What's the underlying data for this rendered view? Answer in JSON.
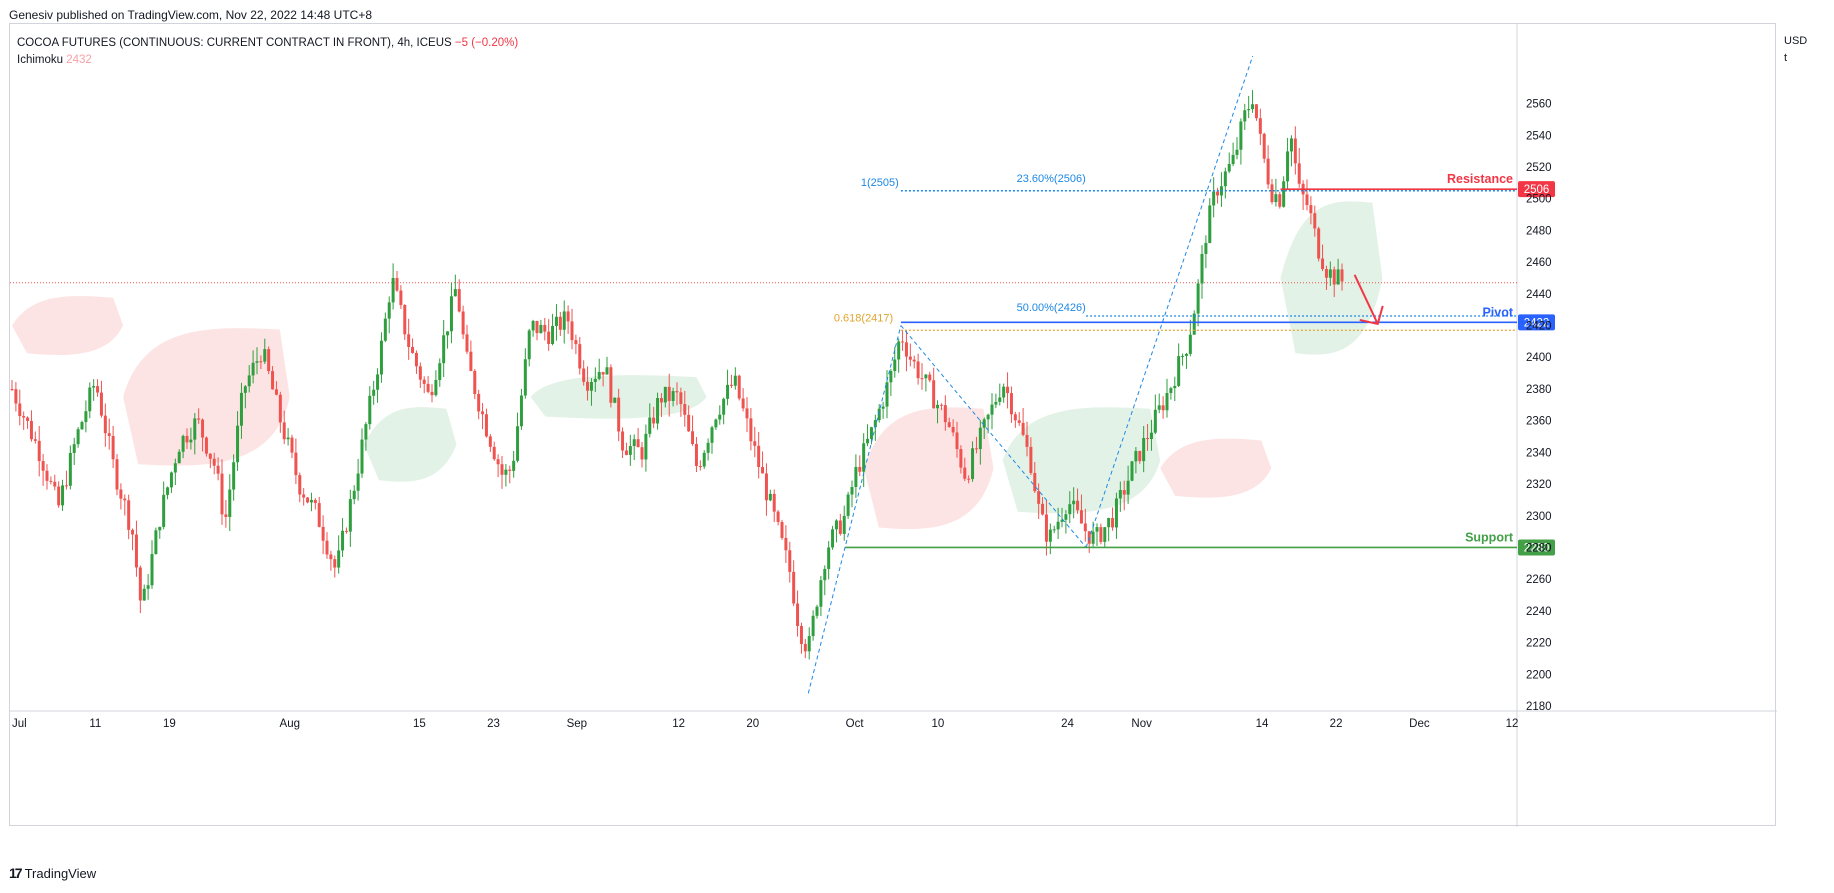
{
  "header": {
    "published": "Genesiv published on TradingView.com, Nov 22, 2022 14:48 UTC+8"
  },
  "legend": {
    "symbol": "COCOA FUTURES (CONTINUOUS: CURRENT CONTRACT IN FRONT), 4h, ICEUS",
    "change": "−5 (−0.20%)",
    "indicator": "Ichimoku",
    "indicator_value": "2432"
  },
  "currency": [
    "USD",
    "t"
  ],
  "footer": {
    "logo": "17",
    "brand": "TradingView"
  },
  "colors": {
    "up": "#2e9e3e",
    "down": "#ef5350",
    "resistance": "#f23645",
    "pivot": "#2962ff",
    "support": "#43a047",
    "fib": "#1e88e5",
    "fib618": "#e0a52e",
    "cloud_bull": "#e3f2e6",
    "cloud_bear": "#fde4e4"
  },
  "annotations": {
    "resistance": {
      "label": "Resistance",
      "value": 2506,
      "tag": "2506"
    },
    "pivot": {
      "label": "Pivot",
      "value": 2422,
      "tag": "2422"
    },
    "support": {
      "label": "Support",
      "value": 2280,
      "tag": "2280"
    },
    "fib_top": {
      "label": "1(2505)",
      "value": 2505
    },
    "fib_236": {
      "label": "23.60%(2506)",
      "value": 2506
    },
    "fib_50": {
      "label": "50.00%(2426)",
      "value": 2426
    },
    "fib_618": {
      "label": "0.618(2417)",
      "value": 2417
    },
    "last_price": 2447
  },
  "chart_data": {
    "type": "candlestick",
    "title": "COCOA FUTURES (CONTINUOUS: CURRENT CONTRACT IN FRONT), 4h, ICEUS",
    "ylim": [
      2180,
      2590
    ],
    "yticks": [
      2180,
      2200,
      2220,
      2240,
      2260,
      2280,
      2300,
      2320,
      2340,
      2360,
      2380,
      2400,
      2420,
      2440,
      2460,
      2480,
      2500,
      2520,
      2540,
      2560
    ],
    "xticks": [
      {
        "label": "Jul",
        "t": 0
      },
      {
        "label": "11",
        "t": 9
      },
      {
        "label": "19",
        "t": 17
      },
      {
        "label": "Aug",
        "t": 30
      },
      {
        "label": "15",
        "t": 44
      },
      {
        "label": "23",
        "t": 52
      },
      {
        "label": "Sep",
        "t": 61
      },
      {
        "label": "12",
        "t": 72
      },
      {
        "label": "20",
        "t": 80
      },
      {
        "label": "Oct",
        "t": 91
      },
      {
        "label": "10",
        "t": 100
      },
      {
        "label": "24",
        "t": 114
      },
      {
        "label": "Nov",
        "t": 122
      },
      {
        "label": "14",
        "t": 135
      },
      {
        "label": "22",
        "t": 143
      },
      {
        "label": "Dec",
        "t": 152
      },
      {
        "label": "12",
        "t": 162
      }
    ],
    "t_range": [
      0,
      162
    ],
    "price_path": [
      [
        0,
        2380
      ],
      [
        3,
        2340
      ],
      [
        5,
        2305
      ],
      [
        7,
        2350
      ],
      [
        9,
        2385
      ],
      [
        11,
        2330
      ],
      [
        13,
        2290
      ],
      [
        14,
        2240
      ],
      [
        16,
        2300
      ],
      [
        18,
        2345
      ],
      [
        20,
        2360
      ],
      [
        22,
        2330
      ],
      [
        23,
        2295
      ],
      [
        25,
        2380
      ],
      [
        27,
        2405
      ],
      [
        29,
        2360
      ],
      [
        31,
        2320
      ],
      [
        33,
        2300
      ],
      [
        35,
        2265
      ],
      [
        37,
        2320
      ],
      [
        39,
        2380
      ],
      [
        40,
        2410
      ],
      [
        41,
        2450
      ],
      [
        43,
        2405
      ],
      [
        45,
        2375
      ],
      [
        47,
        2420
      ],
      [
        48,
        2445
      ],
      [
        49,
        2400
      ],
      [
        51,
        2360
      ],
      [
        53,
        2325
      ],
      [
        54,
        2330
      ],
      [
        56,
        2420
      ],
      [
        58,
        2415
      ],
      [
        60,
        2425
      ],
      [
        62,
        2385
      ],
      [
        64,
        2395
      ],
      [
        66,
        2345
      ],
      [
        68,
        2340
      ],
      [
        70,
        2375
      ],
      [
        72,
        2375
      ],
      [
        74,
        2330
      ],
      [
        76,
        2365
      ],
      [
        78,
        2385
      ],
      [
        80,
        2345
      ],
      [
        82,
        2305
      ],
      [
        84,
        2265
      ],
      [
        85,
        2230
      ],
      [
        86,
        2215
      ],
      [
        87,
        2250
      ],
      [
        88,
        2280
      ],
      [
        90,
        2300
      ],
      [
        91,
        2325
      ],
      [
        93,
        2355
      ],
      [
        95,
        2390
      ],
      [
        96,
        2415
      ],
      [
        97,
        2400
      ],
      [
        99,
        2380
      ],
      [
        101,
        2360
      ],
      [
        103,
        2325
      ],
      [
        105,
        2355
      ],
      [
        107,
        2385
      ],
      [
        108,
        2370
      ],
      [
        110,
        2335
      ],
      [
        111,
        2300
      ],
      [
        112,
        2285
      ],
      [
        114,
        2310
      ],
      [
        116,
        2290
      ],
      [
        117,
        2285
      ],
      [
        119,
        2300
      ],
      [
        121,
        2330
      ],
      [
        123,
        2355
      ],
      [
        125,
        2380
      ],
      [
        127,
        2410
      ],
      [
        128,
        2440
      ],
      [
        129,
        2480
      ],
      [
        130,
        2505
      ],
      [
        132,
        2525
      ],
      [
        133,
        2550
      ],
      [
        134,
        2565
      ],
      [
        135,
        2530
      ],
      [
        136,
        2505
      ],
      [
        137,
        2500
      ],
      [
        138,
        2545
      ],
      [
        139,
        2505
      ],
      [
        140,
        2495
      ],
      [
        141,
        2470
      ],
      [
        142,
        2455
      ],
      [
        143,
        2450
      ],
      [
        144,
        2447
      ]
    ],
    "ichimoku_cloud": [
      {
        "from": 0,
        "to": 12,
        "upper": 2440,
        "lower": 2400,
        "bias": "bearish"
      },
      {
        "from": 12,
        "to": 30,
        "upper": 2420,
        "lower": 2330,
        "bias": "bearish"
      },
      {
        "from": 38,
        "to": 48,
        "upper": 2370,
        "lower": 2320,
        "bias": "bullish"
      },
      {
        "from": 56,
        "to": 75,
        "upper": 2390,
        "lower": 2360,
        "bias": "bullish"
      },
      {
        "from": 92,
        "to": 106,
        "upper": 2370,
        "lower": 2290,
        "bias": "bearish"
      },
      {
        "from": 107,
        "to": 124,
        "upper": 2370,
        "lower": 2300,
        "bias": "bullish"
      },
      {
        "from": 124,
        "to": 136,
        "upper": 2350,
        "lower": 2310,
        "bias": "bearish"
      },
      {
        "from": 137,
        "to": 148,
        "upper": 2500,
        "lower": 2400,
        "bias": "bullish"
      }
    ]
  }
}
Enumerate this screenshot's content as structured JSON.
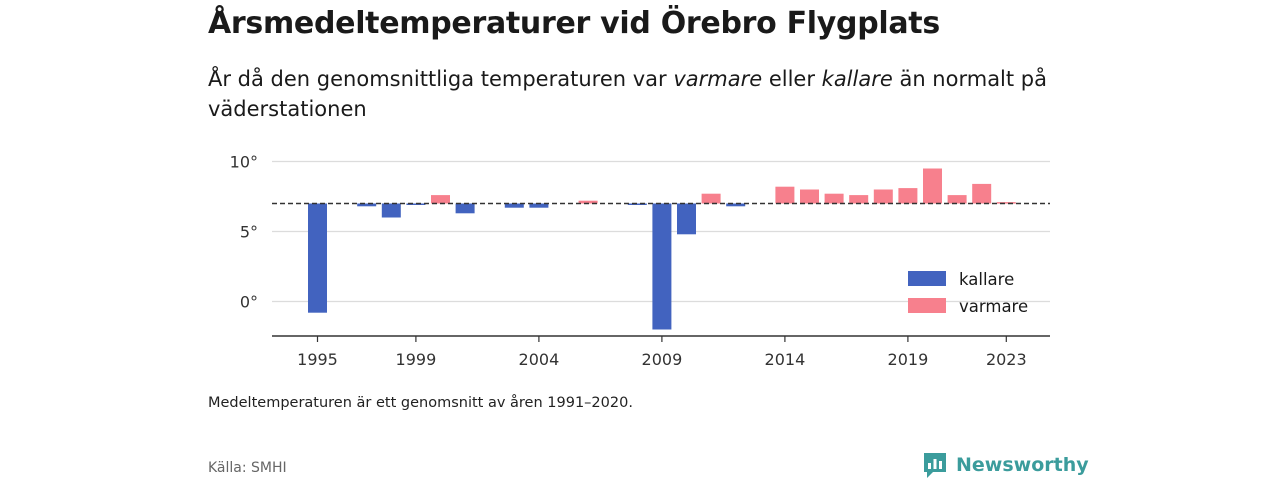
{
  "title": "Årsmedeltemperaturer vid Örebro Flygplats",
  "subtitle": {
    "p1": "År då den genomsnittliga temperaturen var ",
    "em1": "varmare",
    "p2": " eller ",
    "em2": "kallare",
    "p3": " än normalt på väderstationen"
  },
  "note": "Medeltemperaturen är ett genomsnitt av åren 1991–2020.",
  "source": "Källa: SMHI",
  "brand": "Newsworthy",
  "colors": {
    "kallare": "#4263bf",
    "varmare": "#f7808d",
    "grid": "#dcdcdc",
    "axis": "#333333",
    "brand": "#3b9c9c"
  },
  "chart_data": {
    "type": "bar",
    "baseline": 7.0,
    "ylim": [
      -2.5,
      10.5
    ],
    "yticks": [
      0,
      5,
      10
    ],
    "ytick_labels": [
      "0°",
      "5°",
      "10°"
    ],
    "xticks": [
      1995,
      1999,
      2004,
      2009,
      2014,
      2019,
      2023
    ],
    "legend": {
      "position": "right",
      "items": [
        {
          "key": "kallare",
          "label": "kallare"
        },
        {
          "key": "varmare",
          "label": "varmare"
        }
      ]
    },
    "x": [
      1995,
      1996,
      1997,
      1998,
      1999,
      2000,
      2001,
      2002,
      2003,
      2004,
      2005,
      2006,
      2007,
      2008,
      2009,
      2010,
      2011,
      2012,
      2013,
      2014,
      2015,
      2016,
      2017,
      2018,
      2019,
      2020,
      2021,
      2022,
      2023
    ],
    "values": [
      -0.8,
      7.0,
      6.8,
      6.0,
      6.9,
      7.6,
      6.3,
      7.0,
      6.7,
      6.7,
      7.0,
      7.2,
      7.0,
      6.9,
      -2.0,
      4.8,
      7.7,
      6.8,
      7.0,
      8.2,
      8.0,
      7.7,
      7.6,
      8.0,
      8.1,
      9.5,
      7.6,
      8.4,
      7.1
    ]
  }
}
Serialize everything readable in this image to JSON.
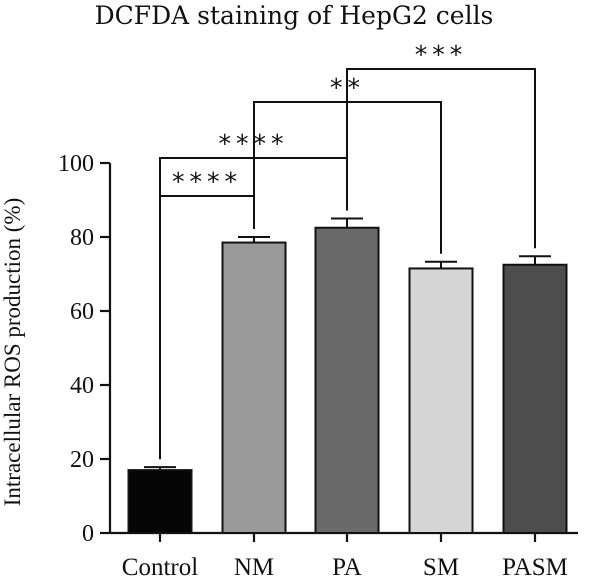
{
  "chart_data": {
    "type": "bar",
    "title": "DCFDA staining of HepG2 cells",
    "xlabel": "",
    "ylabel": "Intracellular ROS production (%)",
    "ylim": [
      0,
      100
    ],
    "yticks": [
      0,
      20,
      40,
      60,
      80,
      100
    ],
    "categories": [
      "Control",
      "NM",
      "PA",
      "SM",
      "PASM"
    ],
    "values": [
      17,
      78.5,
      82.5,
      71.5,
      72.5
    ],
    "errors": [
      0.8,
      1.5,
      2.5,
      1.8,
      2.3
    ],
    "colors": [
      "#050505",
      "#9a9a9a",
      "#6a6a6a",
      "#d5d5d5",
      "#4d4d4d"
    ],
    "significance": [
      {
        "from": "Control",
        "to": "NM",
        "label": "****"
      },
      {
        "from": "Control",
        "to": "PA",
        "label": "****"
      },
      {
        "from": "NM",
        "to": "SM",
        "label": "**"
      },
      {
        "from": "PA",
        "to": "PASM",
        "label": "***"
      }
    ],
    "grid": false,
    "legend": "none"
  }
}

----------------------------------------

§ **Instructions for the task**:
Give the number of lines in the records above that contain "kallare", with no other words.

§ **Written solution**:
4